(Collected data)

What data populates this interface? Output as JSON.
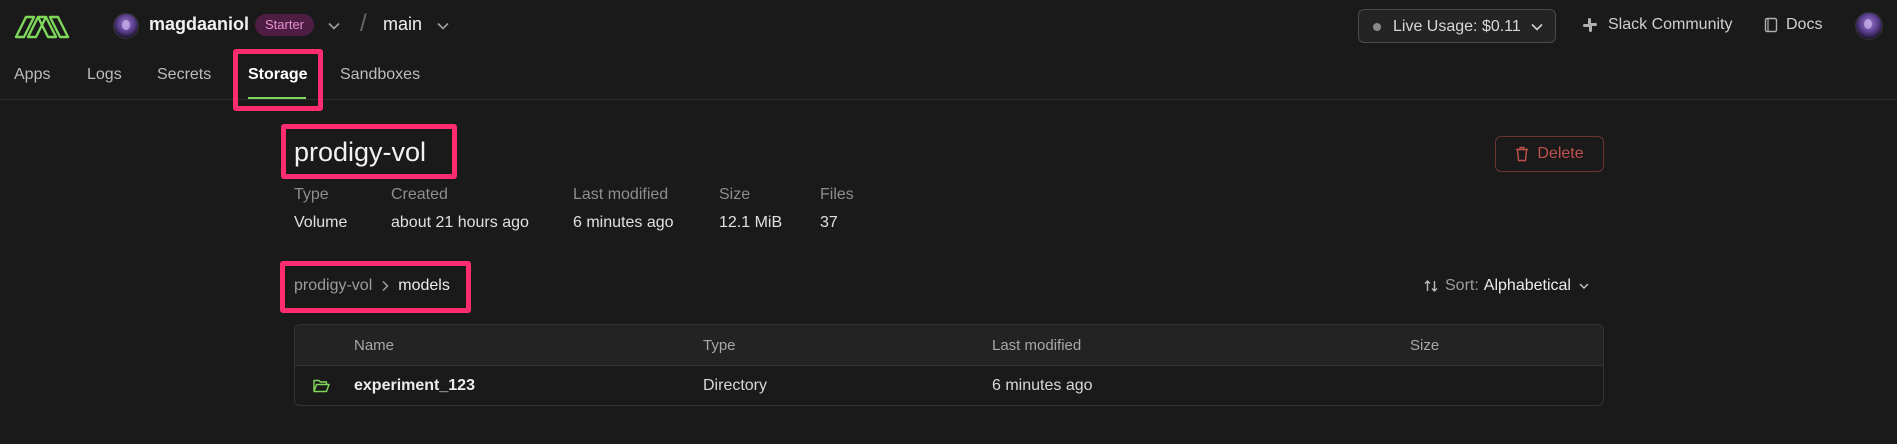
{
  "header": {
    "org_name": "magdaaniol",
    "plan_badge": "Starter",
    "separator": "/",
    "environment": "main",
    "live_usage": "Live Usage: $0.11",
    "slack": "Slack Community",
    "docs": "Docs",
    "icons": [
      "modal-logo",
      "avatar",
      "chevron-down-icon",
      "slack-icon",
      "book-icon"
    ]
  },
  "tabs": [
    "Apps",
    "Logs",
    "Secrets",
    "Storage",
    "Sandboxes"
  ],
  "active_tab": "Storage",
  "volume": {
    "title": "prodigy-vol",
    "delete_label": "Delete",
    "meta": {
      "type": {
        "label": "Type",
        "value": "Volume"
      },
      "created": {
        "label": "Created",
        "value": "about 21 hours ago"
      },
      "modified": {
        "label": "Last modified",
        "value": "6 minutes ago"
      },
      "size": {
        "label": "Size",
        "value": "12.1 MiB"
      },
      "files": {
        "label": "Files",
        "value": "37"
      }
    }
  },
  "breadcrumb": {
    "root": "prodigy-vol",
    "current": "models"
  },
  "sort": {
    "label": "Sort:",
    "value": "Alphabetical"
  },
  "table": {
    "columns": [
      "Name",
      "Type",
      "Last modified",
      "Size"
    ],
    "rows": [
      {
        "name": "experiment_123",
        "type": "Directory",
        "modified": "6 minutes ago",
        "size": "",
        "icon": "folder-open-icon"
      }
    ]
  },
  "colors": {
    "background": "#1a1a1a",
    "accent_green": "#7fd85b",
    "highlight": "#ff2d6f",
    "danger": "#c0504d",
    "badge_bg": "#4d1d44",
    "badge_text": "#e88fd0"
  }
}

= Short exercise =
All entries must be written out again exactly as given, with no pictures in the copy.

= Answer for the task =
What data populates this interface? Output as JSON.
{
  "header": {
    "org_name": "magdaaniol",
    "plan_badge": "Starter",
    "separator": "/",
    "environment": "main",
    "live_usage": "Live Usage: $0.11",
    "slack": "Slack Community",
    "docs": "Docs",
    "icons": [
      "modal-logo",
      "avatar",
      "chevron-down-icon",
      "slack-icon",
      "book-icon"
    ]
  },
  "tabs": [
    "Apps",
    "Logs",
    "Secrets",
    "Storage",
    "Sandboxes"
  ],
  "active_tab": "Storage",
  "volume": {
    "title": "prodigy-vol",
    "delete_label": "Delete",
    "meta": {
      "type": {
        "label": "Type",
        "value": "Volume"
      },
      "created": {
        "label": "Created",
        "value": "about 21 hours ago"
      },
      "modified": {
        "label": "Last modified",
        "value": "6 minutes ago"
      },
      "size": {
        "label": "Size",
        "value": "12.1 MiB"
      },
      "files": {
        "label": "Files",
        "value": "37"
      }
    }
  },
  "breadcrumb": {
    "root": "prodigy-vol",
    "current": "models"
  },
  "sort": {
    "label": "Sort:",
    "value": "Alphabetical"
  },
  "table": {
    "columns": [
      "Name",
      "Type",
      "Last modified",
      "Size"
    ],
    "rows": [
      {
        "name": "experiment_123",
        "type": "Directory",
        "modified": "6 minutes ago",
        "size": "",
        "icon": "folder-open-icon"
      }
    ]
  },
  "colors": {
    "background": "#1a1a1a",
    "accent_green": "#7fd85b",
    "highlight": "#ff2d6f",
    "danger": "#c0504d",
    "badge_bg": "#4d1d44",
    "badge_text": "#e88fd0"
  }
}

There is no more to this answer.